→ **Data provided**:
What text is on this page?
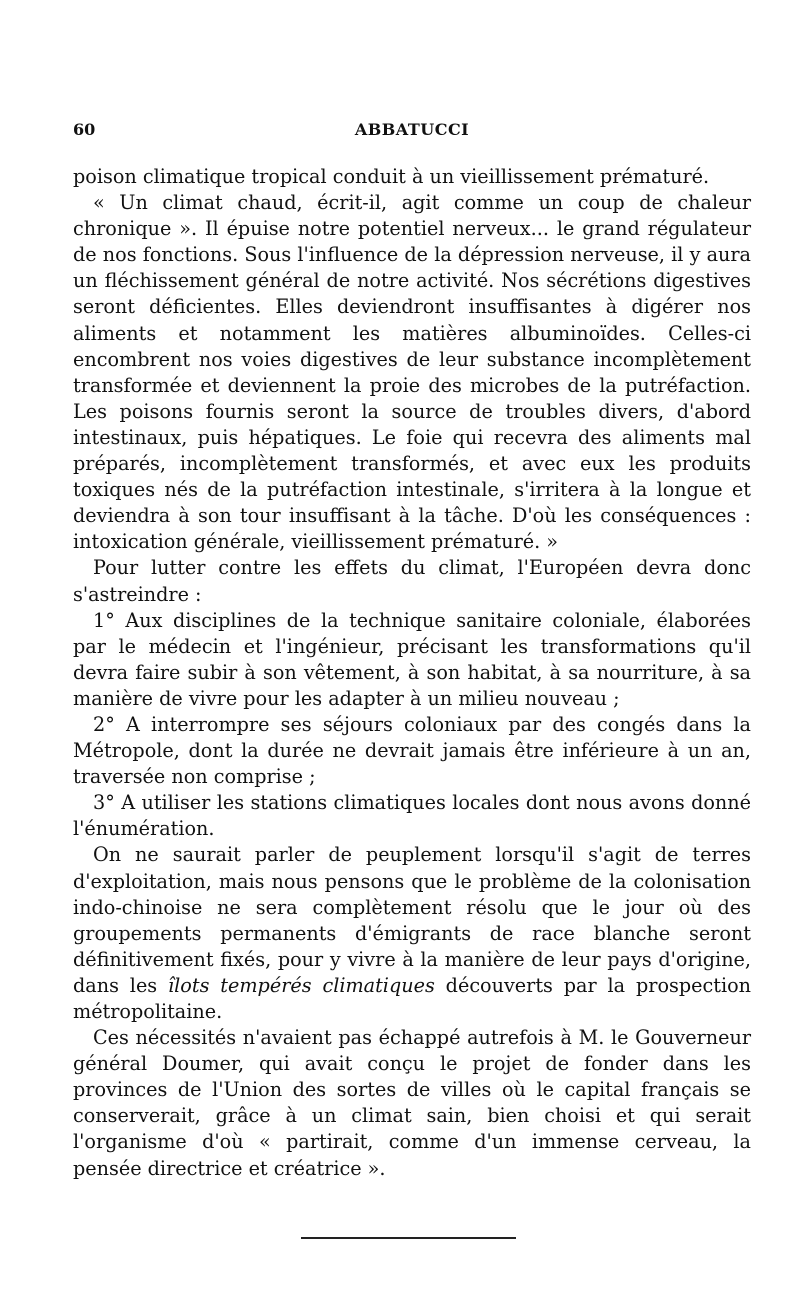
60	ABBATUCCI

poison climatique tropical conduit à un vieillissement prématuré.

« Un climat chaud, écrit-il, agit comme un coup de chaleur chronique ». Il épuise notre potentiel nerveux... le grand régulateur de nos fonctions. Sous l'influence de la dépression nerveuse, il y aura un fléchissement général de notre activité. Nos sécrétions digestives seront déficientes. Elles deviendront insuffisantes à digérer nos aliments et notamment les matières albuminoïdes. Celles-ci encombrent nos voies digestives de leur substance incomplètement transformée et deviennent la proie des microbes de la putréfaction. Les poisons fournis seront la source de troubles divers, d'abord intestinaux, puis hépatiques. Le foie qui recevra des aliments mal préparés, incomplètement transformés, et avec eux les produits toxiques nés de la putréfaction intestinale, s'irritera à la longue et deviendra à son tour insuffisant à la tâche. D'où les conséquences : intoxication générale, vieillissement prématuré. »

Pour lutter contre les effets du climat, l'Européen devra donc s'astreindre :

1° Aux disciplines de la technique sanitaire coloniale, élaborées par le médecin et l'ingénieur, précisant les transformations qu'il devra faire subir à son vêtement, à son habitat, à sa nourriture, à sa manière de vivre pour les adapter à un milieu nouveau ;

2° A interrompre ses séjours coloniaux par des congés dans la Métropole, dont la durée ne devrait jamais être inférieure à un an, traversée non comprise ;

3° A utiliser les stations climatiques locales dont nous avons donné l'énumération.

On ne saurait parler de peuplement lorsqu'il s'agit de terres d'exploitation, mais nous pensons que le problème de la colonisation indo-chinoise ne sera complètement résolu que le jour où des groupements permanents d'émigrants de race blanche seront définitivement fixés, pour y vivre à la manière de leur pays d'origine, dans les îlots tempérés climatiques découverts par la prospection métropolitaine.

Ces nécessités n'avaient pas échappé autrefois à M. le Gouverneur général Doumer, qui avait conçu le projet de fonder dans les provinces de l'Union des sortes de villes où le capital français se conserverait, grâce à un climat sain, bien choisi et qui serait l'organisme d'où « partirait, comme d'un immense cerveau, la pensée directrice et créatrice ».
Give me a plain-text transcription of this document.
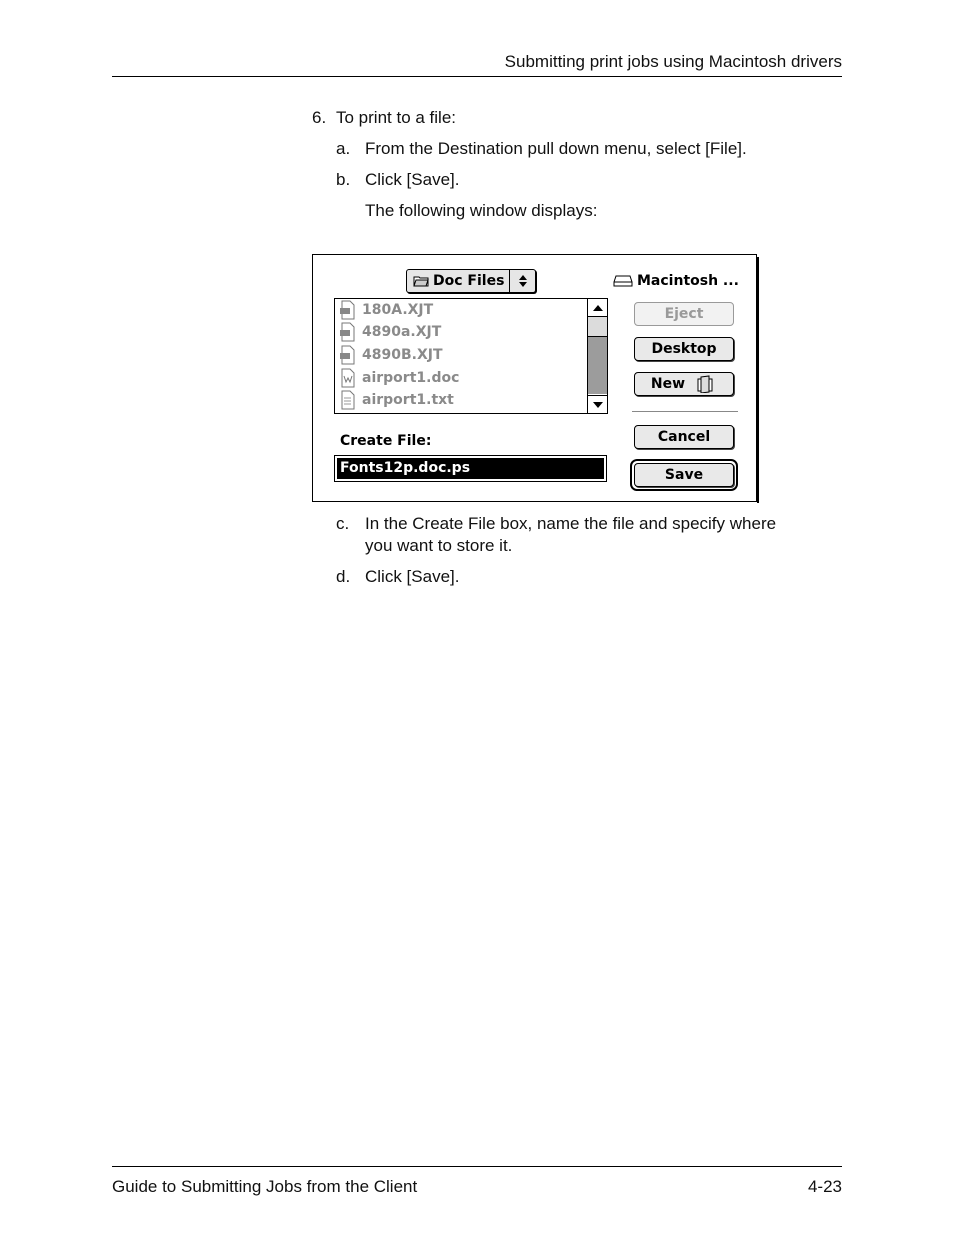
Submitting print jobs using Macintosh drivers
6. To print to a file:
a. From the Destination pull down menu, select [File].
b. Click [Save].
The following window displays:
Doc Files	Macintosh ...
180A.XJT
4890a.XJT
4890B.XJT
airport1.doc
airport1.txt
Eject
Desktop
New
Cancel
Save
Create File:
Fonts12p.doc.ps
c. In the Create File box, name the file and specify where
you want to store it.
d. Click [Save].
Guide to Submitting Jobs from the Client	4-23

→ **Task to carry out**:
Output all of the entries verbatim, leaving out any images.

→ **Completed exercise**:
What text is on this page?
60	ABBATUCCI

poison climatique tropical conduit à un vieillissement prématuré.

« Un climat chaud, écrit-il, agit comme un coup de chaleur chronique ». Il épuise notre potentiel nerveux... le grand régulateur de nos fonctions. Sous l'influence de la dépression nerveuse, il y aura un fléchissement général de notre activité. Nos sécrétions digestives seront déficientes. Elles deviendront insuffisantes à digérer nos aliments et notamment les matières albuminoïdes. Celles-ci encombrent nos voies digestives de leur substance incomplètement transformée et deviennent la proie des microbes de la putréfaction. Les poisons fournis seront la source de troubles divers, d'abord intestinaux, puis hépatiques. Le foie qui recevra des aliments mal préparés, incomplètement transformés, et avec eux les produits toxiques nés de la putréfaction intestinale, s'irritera à la longue et deviendra à son tour insuffisant à la tâche. D'où les conséquences : intoxication générale, vieillissement prématuré. »

Pour lutter contre les effets du climat, l'Européen devra donc s'astreindre :

1° Aux disciplines de la technique sanitaire coloniale, élaborées par le médecin et l'ingénieur, précisant les transformations qu'il devra faire subir à son vêtement, à son habitat, à sa nourriture, à sa manière de vivre pour les adapter à un milieu nouveau ;

2° A interrompre ses séjours coloniaux par des congés dans la Métropole, dont la durée ne devrait jamais être inférieure à un an, traversée non comprise ;

3° A utiliser les stations climatiques locales dont nous avons donné l'énumération.

On ne saurait parler de peuplement lorsqu'il s'agit de terres d'exploitation, mais nous pensons que le problème de la colonisation indo-chinoise ne sera complètement résolu que le jour où des groupements permanents d'émigrants de race blanche seront définitivement fixés, pour y vivre à la manière de leur pays d'origine, dans les îlots tempérés climatiques découverts par la prospection métropolitaine.

Ces nécessités n'avaient pas échappé autrefois à M. le Gouverneur général Doumer, qui avait conçu le projet de fonder dans les provinces de l'Union des sortes de villes où le capital français se conserverait, grâce à un climat sain, bien choisi et qui serait l'organisme d'où « partirait, comme d'un immense cerveau, la pensée directrice et créatrice ».
Give me a plain-text transcription of this document.
Submitting print jobs using Macintosh drivers
6. To print to a file:
a. From the Destination pull down menu, select [File].
b. Click [Save].
The following window displays:
Doc Files	Macintosh ...
180A.XJT
4890a.XJT
4890B.XJT
airport1.doc
airport1.txt
Eject
Desktop
New
Cancel
Save
Create File:
Fonts12p.doc.ps
c. In the Create File box, name the file and specify where
you want to store it.
d. Click [Save].
Guide to Submitting Jobs from the Client	4-23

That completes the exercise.